## Start SOURCE MATERIAL

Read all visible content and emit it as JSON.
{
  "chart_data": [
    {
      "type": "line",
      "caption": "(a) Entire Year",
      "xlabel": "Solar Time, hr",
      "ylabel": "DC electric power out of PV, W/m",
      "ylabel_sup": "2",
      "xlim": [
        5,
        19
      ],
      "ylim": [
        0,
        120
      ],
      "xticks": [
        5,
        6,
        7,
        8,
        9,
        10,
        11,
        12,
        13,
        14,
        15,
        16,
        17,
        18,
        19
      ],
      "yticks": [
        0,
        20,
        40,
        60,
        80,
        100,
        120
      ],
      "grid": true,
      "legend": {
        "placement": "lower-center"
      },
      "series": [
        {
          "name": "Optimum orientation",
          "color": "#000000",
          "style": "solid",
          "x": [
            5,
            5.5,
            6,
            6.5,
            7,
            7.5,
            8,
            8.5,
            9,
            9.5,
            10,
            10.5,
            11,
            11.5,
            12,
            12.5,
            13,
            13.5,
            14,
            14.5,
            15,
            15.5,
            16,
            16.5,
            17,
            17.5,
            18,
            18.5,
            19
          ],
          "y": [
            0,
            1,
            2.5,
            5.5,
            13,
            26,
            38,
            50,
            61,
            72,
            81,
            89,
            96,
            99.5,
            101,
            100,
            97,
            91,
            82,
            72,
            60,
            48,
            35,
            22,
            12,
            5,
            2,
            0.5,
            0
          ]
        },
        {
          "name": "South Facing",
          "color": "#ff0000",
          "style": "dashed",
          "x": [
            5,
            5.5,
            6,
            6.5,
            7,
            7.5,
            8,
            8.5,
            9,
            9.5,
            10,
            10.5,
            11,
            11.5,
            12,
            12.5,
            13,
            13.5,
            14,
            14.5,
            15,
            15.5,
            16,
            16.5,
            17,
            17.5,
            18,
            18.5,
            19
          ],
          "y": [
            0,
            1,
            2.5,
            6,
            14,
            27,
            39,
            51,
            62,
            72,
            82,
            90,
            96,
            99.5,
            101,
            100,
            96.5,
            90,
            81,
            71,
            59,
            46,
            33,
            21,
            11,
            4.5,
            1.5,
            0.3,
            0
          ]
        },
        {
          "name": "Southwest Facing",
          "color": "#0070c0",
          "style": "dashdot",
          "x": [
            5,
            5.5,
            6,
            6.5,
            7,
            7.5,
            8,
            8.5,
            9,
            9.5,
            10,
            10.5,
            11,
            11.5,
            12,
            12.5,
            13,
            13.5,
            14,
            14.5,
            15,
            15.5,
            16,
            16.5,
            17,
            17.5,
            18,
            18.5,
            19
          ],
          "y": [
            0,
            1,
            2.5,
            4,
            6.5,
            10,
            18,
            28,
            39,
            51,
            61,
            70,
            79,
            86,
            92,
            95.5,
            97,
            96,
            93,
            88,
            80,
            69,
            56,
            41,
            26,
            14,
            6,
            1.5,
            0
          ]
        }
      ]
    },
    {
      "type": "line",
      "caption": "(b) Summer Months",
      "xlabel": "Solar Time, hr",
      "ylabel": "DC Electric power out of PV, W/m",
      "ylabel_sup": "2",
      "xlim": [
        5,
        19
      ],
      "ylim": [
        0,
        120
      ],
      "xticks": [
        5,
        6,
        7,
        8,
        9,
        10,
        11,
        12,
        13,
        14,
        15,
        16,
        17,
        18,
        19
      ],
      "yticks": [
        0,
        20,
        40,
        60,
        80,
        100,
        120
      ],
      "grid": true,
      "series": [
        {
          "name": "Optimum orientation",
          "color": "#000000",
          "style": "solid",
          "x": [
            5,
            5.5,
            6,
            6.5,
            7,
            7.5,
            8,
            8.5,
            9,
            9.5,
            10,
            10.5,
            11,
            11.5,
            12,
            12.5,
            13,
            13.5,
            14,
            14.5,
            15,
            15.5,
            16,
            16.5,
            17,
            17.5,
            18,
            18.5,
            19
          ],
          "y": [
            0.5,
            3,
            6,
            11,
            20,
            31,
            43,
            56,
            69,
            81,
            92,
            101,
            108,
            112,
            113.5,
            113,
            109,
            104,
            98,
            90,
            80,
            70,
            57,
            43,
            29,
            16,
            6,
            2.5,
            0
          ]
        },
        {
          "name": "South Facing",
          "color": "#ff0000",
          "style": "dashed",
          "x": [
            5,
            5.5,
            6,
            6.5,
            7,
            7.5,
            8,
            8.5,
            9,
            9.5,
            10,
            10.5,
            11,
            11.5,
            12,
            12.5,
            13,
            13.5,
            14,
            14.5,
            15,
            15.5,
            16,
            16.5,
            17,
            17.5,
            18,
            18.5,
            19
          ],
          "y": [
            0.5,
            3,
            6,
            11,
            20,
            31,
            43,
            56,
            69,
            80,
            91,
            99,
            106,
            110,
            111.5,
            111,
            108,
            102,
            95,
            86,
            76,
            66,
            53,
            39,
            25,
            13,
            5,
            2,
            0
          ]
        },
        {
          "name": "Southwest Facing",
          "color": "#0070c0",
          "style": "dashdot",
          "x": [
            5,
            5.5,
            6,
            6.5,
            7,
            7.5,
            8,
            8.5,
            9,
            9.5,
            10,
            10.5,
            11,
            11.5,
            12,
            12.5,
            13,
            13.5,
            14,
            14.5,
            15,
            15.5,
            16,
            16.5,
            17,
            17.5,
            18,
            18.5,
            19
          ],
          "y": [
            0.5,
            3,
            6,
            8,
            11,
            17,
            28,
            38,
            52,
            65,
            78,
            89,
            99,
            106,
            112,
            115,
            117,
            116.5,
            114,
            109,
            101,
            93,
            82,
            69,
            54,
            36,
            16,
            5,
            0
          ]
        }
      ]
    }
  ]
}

## End SOURCE MATERIAL

Write out the whole listing again. Match it word for word.

__EXERCISE SOLUTION__
Read all visible content and emit it as JSON.
{
  "chart_data": [
    {
      "type": "line",
      "caption": "(a) Entire Year",
      "xlabel": "Solar Time, hr",
      "ylabel": "DC electric power out of PV, W/m",
      "ylabel_sup": "2",
      "xlim": [
        5,
        19
      ],
      "ylim": [
        0,
        120
      ],
      "xticks": [
        5,
        6,
        7,
        8,
        9,
        10,
        11,
        12,
        13,
        14,
        15,
        16,
        17,
        18,
        19
      ],
      "yticks": [
        0,
        20,
        40,
        60,
        80,
        100,
        120
      ],
      "grid": true,
      "legend": {
        "placement": "lower-center"
      },
      "series": [
        {
          "name": "Optimum orientation",
          "color": "#000000",
          "style": "solid",
          "x": [
            5,
            5.5,
            6,
            6.5,
            7,
            7.5,
            8,
            8.5,
            9,
            9.5,
            10,
            10.5,
            11,
            11.5,
            12,
            12.5,
            13,
            13.5,
            14,
            14.5,
            15,
            15.5,
            16,
            16.5,
            17,
            17.5,
            18,
            18.5,
            19
          ],
          "y": [
            0,
            1,
            2.5,
            5.5,
            13,
            26,
            38,
            50,
            61,
            72,
            81,
            89,
            96,
            99.5,
            101,
            100,
            97,
            91,
            82,
            72,
            60,
            48,
            35,
            22,
            12,
            5,
            2,
            0.5,
            0
          ]
        },
        {
          "name": "South Facing",
          "color": "#ff0000",
          "style": "dashed",
          "x": [
            5,
            5.5,
            6,
            6.5,
            7,
            7.5,
            8,
            8.5,
            9,
            9.5,
            10,
            10.5,
            11,
            11.5,
            12,
            12.5,
            13,
            13.5,
            14,
            14.5,
            15,
            15.5,
            16,
            16.5,
            17,
            17.5,
            18,
            18.5,
            19
          ],
          "y": [
            0,
            1,
            2.5,
            6,
            14,
            27,
            39,
            51,
            62,
            72,
            82,
            90,
            96,
            99.5,
            101,
            100,
            96.5,
            90,
            81,
            71,
            59,
            46,
            33,
            21,
            11,
            4.5,
            1.5,
            0.3,
            0
          ]
        },
        {
          "name": "Southwest Facing",
          "color": "#0070c0",
          "style": "dashdot",
          "x": [
            5,
            5.5,
            6,
            6.5,
            7,
            7.5,
            8,
            8.5,
            9,
            9.5,
            10,
            10.5,
            11,
            11.5,
            12,
            12.5,
            13,
            13.5,
            14,
            14.5,
            15,
            15.5,
            16,
            16.5,
            17,
            17.5,
            18,
            18.5,
            19
          ],
          "y": [
            0,
            1,
            2.5,
            4,
            6.5,
            10,
            18,
            28,
            39,
            51,
            61,
            70,
            79,
            86,
            92,
            95.5,
            97,
            96,
            93,
            88,
            80,
            69,
            56,
            41,
            26,
            14,
            6,
            1.5,
            0
          ]
        }
      ]
    },
    {
      "type": "line",
      "caption": "(b) Summer Months",
      "xlabel": "Solar Time, hr",
      "ylabel": "DC Electric power out of PV, W/m",
      "ylabel_sup": "2",
      "xlim": [
        5,
        19
      ],
      "ylim": [
        0,
        120
      ],
      "xticks": [
        5,
        6,
        7,
        8,
        9,
        10,
        11,
        12,
        13,
        14,
        15,
        16,
        17,
        18,
        19
      ],
      "yticks": [
        0,
        20,
        40,
        60,
        80,
        100,
        120
      ],
      "grid": true,
      "series": [
        {
          "name": "Optimum orientation",
          "color": "#000000",
          "style": "solid",
          "x": [
            5,
            5.5,
            6,
            6.5,
            7,
            7.5,
            8,
            8.5,
            9,
            9.5,
            10,
            10.5,
            11,
            11.5,
            12,
            12.5,
            13,
            13.5,
            14,
            14.5,
            15,
            15.5,
            16,
            16.5,
            17,
            17.5,
            18,
            18.5,
            19
          ],
          "y": [
            0.5,
            3,
            6,
            11,
            20,
            31,
            43,
            56,
            69,
            81,
            92,
            101,
            108,
            112,
            113.5,
            113,
            109,
            104,
            98,
            90,
            80,
            70,
            57,
            43,
            29,
            16,
            6,
            2.5,
            0
          ]
        },
        {
          "name": "South Facing",
          "color": "#ff0000",
          "style": "dashed",
          "x": [
            5,
            5.5,
            6,
            6.5,
            7,
            7.5,
            8,
            8.5,
            9,
            9.5,
            10,
            10.5,
            11,
            11.5,
            12,
            12.5,
            13,
            13.5,
            14,
            14.5,
            15,
            15.5,
            16,
            16.5,
            17,
            17.5,
            18,
            18.5,
            19
          ],
          "y": [
            0.5,
            3,
            6,
            11,
            20,
            31,
            43,
            56,
            69,
            80,
            91,
            99,
            106,
            110,
            111.5,
            111,
            108,
            102,
            95,
            86,
            76,
            66,
            53,
            39,
            25,
            13,
            5,
            2,
            0
          ]
        },
        {
          "name": "Southwest Facing",
          "color": "#0070c0",
          "style": "dashdot",
          "x": [
            5,
            5.5,
            6,
            6.5,
            7,
            7.5,
            8,
            8.5,
            9,
            9.5,
            10,
            10.5,
            11,
            11.5,
            12,
            12.5,
            13,
            13.5,
            14,
            14.5,
            15,
            15.5,
            16,
            16.5,
            17,
            17.5,
            18,
            18.5,
            19
          ],
          "y": [
            0.5,
            3,
            6,
            8,
            11,
            17,
            28,
            38,
            52,
            65,
            78,
            89,
            99,
            106,
            112,
            115,
            117,
            116.5,
            114,
            109,
            101,
            93,
            82,
            69,
            54,
            36,
            16,
            5,
            0
          ]
        }
      ]
    }
  ]
}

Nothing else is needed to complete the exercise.